YOUR OBJECTIVE:
Write out the material below again, unchanged.

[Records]
-----
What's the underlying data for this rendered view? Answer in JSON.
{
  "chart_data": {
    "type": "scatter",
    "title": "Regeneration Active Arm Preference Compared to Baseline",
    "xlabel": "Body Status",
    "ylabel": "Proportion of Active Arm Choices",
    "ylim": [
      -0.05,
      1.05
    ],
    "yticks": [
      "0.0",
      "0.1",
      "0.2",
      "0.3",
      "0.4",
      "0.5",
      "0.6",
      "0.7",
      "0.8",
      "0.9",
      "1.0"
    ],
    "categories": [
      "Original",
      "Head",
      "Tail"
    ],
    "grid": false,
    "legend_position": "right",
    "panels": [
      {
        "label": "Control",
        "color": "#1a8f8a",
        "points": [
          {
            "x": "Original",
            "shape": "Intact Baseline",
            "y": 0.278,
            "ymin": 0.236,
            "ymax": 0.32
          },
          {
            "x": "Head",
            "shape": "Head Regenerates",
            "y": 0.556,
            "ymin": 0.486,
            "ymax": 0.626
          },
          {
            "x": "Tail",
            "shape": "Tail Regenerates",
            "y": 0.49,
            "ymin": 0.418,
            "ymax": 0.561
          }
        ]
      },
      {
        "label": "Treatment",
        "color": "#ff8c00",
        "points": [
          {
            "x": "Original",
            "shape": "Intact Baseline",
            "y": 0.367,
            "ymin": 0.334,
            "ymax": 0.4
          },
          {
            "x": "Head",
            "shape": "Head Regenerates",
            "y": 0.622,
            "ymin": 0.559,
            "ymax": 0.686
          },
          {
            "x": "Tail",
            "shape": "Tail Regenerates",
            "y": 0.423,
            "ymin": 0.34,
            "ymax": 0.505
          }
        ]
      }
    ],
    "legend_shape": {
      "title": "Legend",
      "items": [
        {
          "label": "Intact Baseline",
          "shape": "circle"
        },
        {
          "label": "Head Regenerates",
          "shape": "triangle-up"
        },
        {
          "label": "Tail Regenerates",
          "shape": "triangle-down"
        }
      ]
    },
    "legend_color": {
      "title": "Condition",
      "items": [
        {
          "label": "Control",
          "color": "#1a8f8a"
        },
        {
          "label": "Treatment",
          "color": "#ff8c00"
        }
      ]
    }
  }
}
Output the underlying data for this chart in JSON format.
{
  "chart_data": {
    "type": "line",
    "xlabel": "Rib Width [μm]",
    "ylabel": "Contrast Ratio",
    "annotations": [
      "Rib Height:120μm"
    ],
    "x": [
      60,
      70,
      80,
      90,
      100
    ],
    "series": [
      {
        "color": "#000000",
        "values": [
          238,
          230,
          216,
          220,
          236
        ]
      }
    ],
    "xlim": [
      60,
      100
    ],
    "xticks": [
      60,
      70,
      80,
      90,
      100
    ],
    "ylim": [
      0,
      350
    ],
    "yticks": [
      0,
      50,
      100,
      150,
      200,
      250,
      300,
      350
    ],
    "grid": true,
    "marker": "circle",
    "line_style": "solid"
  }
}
-----
ANSWER FOR THE TASK:
What's the underlying data for this rendered view? Answer in JSON.
{
  "chart_data": {
    "type": "scatter",
    "title": "Regeneration Active Arm Preference Compared to Baseline",
    "xlabel": "Body Status",
    "ylabel": "Proportion of Active Arm Choices",
    "ylim": [
      -0.05,
      1.05
    ],
    "yticks": [
      "0.0",
      "0.1",
      "0.2",
      "0.3",
      "0.4",
      "0.5",
      "0.6",
      "0.7",
      "0.8",
      "0.9",
      "1.0"
    ],
    "categories": [
      "Original",
      "Head",
      "Tail"
    ],
    "grid": false,
    "legend_position": "right",
    "panels": [
      {
        "label": "Control",
        "color": "#1a8f8a",
        "points": [
          {
            "x": "Original",
            "shape": "Intact Baseline",
            "y": 0.278,
            "ymin": 0.236,
            "ymax": 0.32
          },
          {
            "x": "Head",
            "shape": "Head Regenerates",
            "y": 0.556,
            "ymin": 0.486,
            "ymax": 0.626
          },
          {
            "x": "Tail",
            "shape": "Tail Regenerates",
            "y": 0.49,
            "ymin": 0.418,
            "ymax": 0.561
          }
        ]
      },
      {
        "label": "Treatment",
        "color": "#ff8c00",
        "points": [
          {
            "x": "Original",
            "shape": "Intact Baseline",
            "y": 0.367,
            "ymin": 0.334,
            "ymax": 0.4
          },
          {
            "x": "Head",
            "shape": "Head Regenerates",
            "y": 0.622,
            "ymin": 0.559,
            "ymax": 0.686
          },
          {
            "x": "Tail",
            "shape": "Tail Regenerates",
            "y": 0.423,
            "ymin": 0.34,
            "ymax": 0.505
          }
        ]
      }
    ],
    "legend_shape": {
      "title": "Legend",
      "items": [
        {
          "label": "Intact Baseline",
          "shape": "circle"
        },
        {
          "label": "Head Regenerates",
          "shape": "triangle-up"
        },
        {
          "label": "Tail Regenerates",
          "shape": "triangle-down"
        }
      ]
    },
    "legend_color": {
      "title": "Condition",
      "items": [
        {
          "label": "Control",
          "color": "#1a8f8a"
        },
        {
          "label": "Treatment",
          "color": "#ff8c00"
        }
      ]
    }
  }
}
Output the underlying data for this chart in JSON format.
{
  "chart_data": {
    "type": "line",
    "xlabel": "Rib Width [μm]",
    "ylabel": "Contrast Ratio",
    "annotations": [
      "Rib Height:120μm"
    ],
    "x": [
      60,
      70,
      80,
      90,
      100
    ],
    "series": [
      {
        "color": "#000000",
        "values": [
          238,
          230,
          216,
          220,
          236
        ]
      }
    ],
    "xlim": [
      60,
      100
    ],
    "xticks": [
      60,
      70,
      80,
      90,
      100
    ],
    "ylim": [
      0,
      350
    ],
    "yticks": [
      0,
      50,
      100,
      150,
      200,
      250,
      300,
      350
    ],
    "grid": true,
    "marker": "circle",
    "line_style": "solid"
  }
}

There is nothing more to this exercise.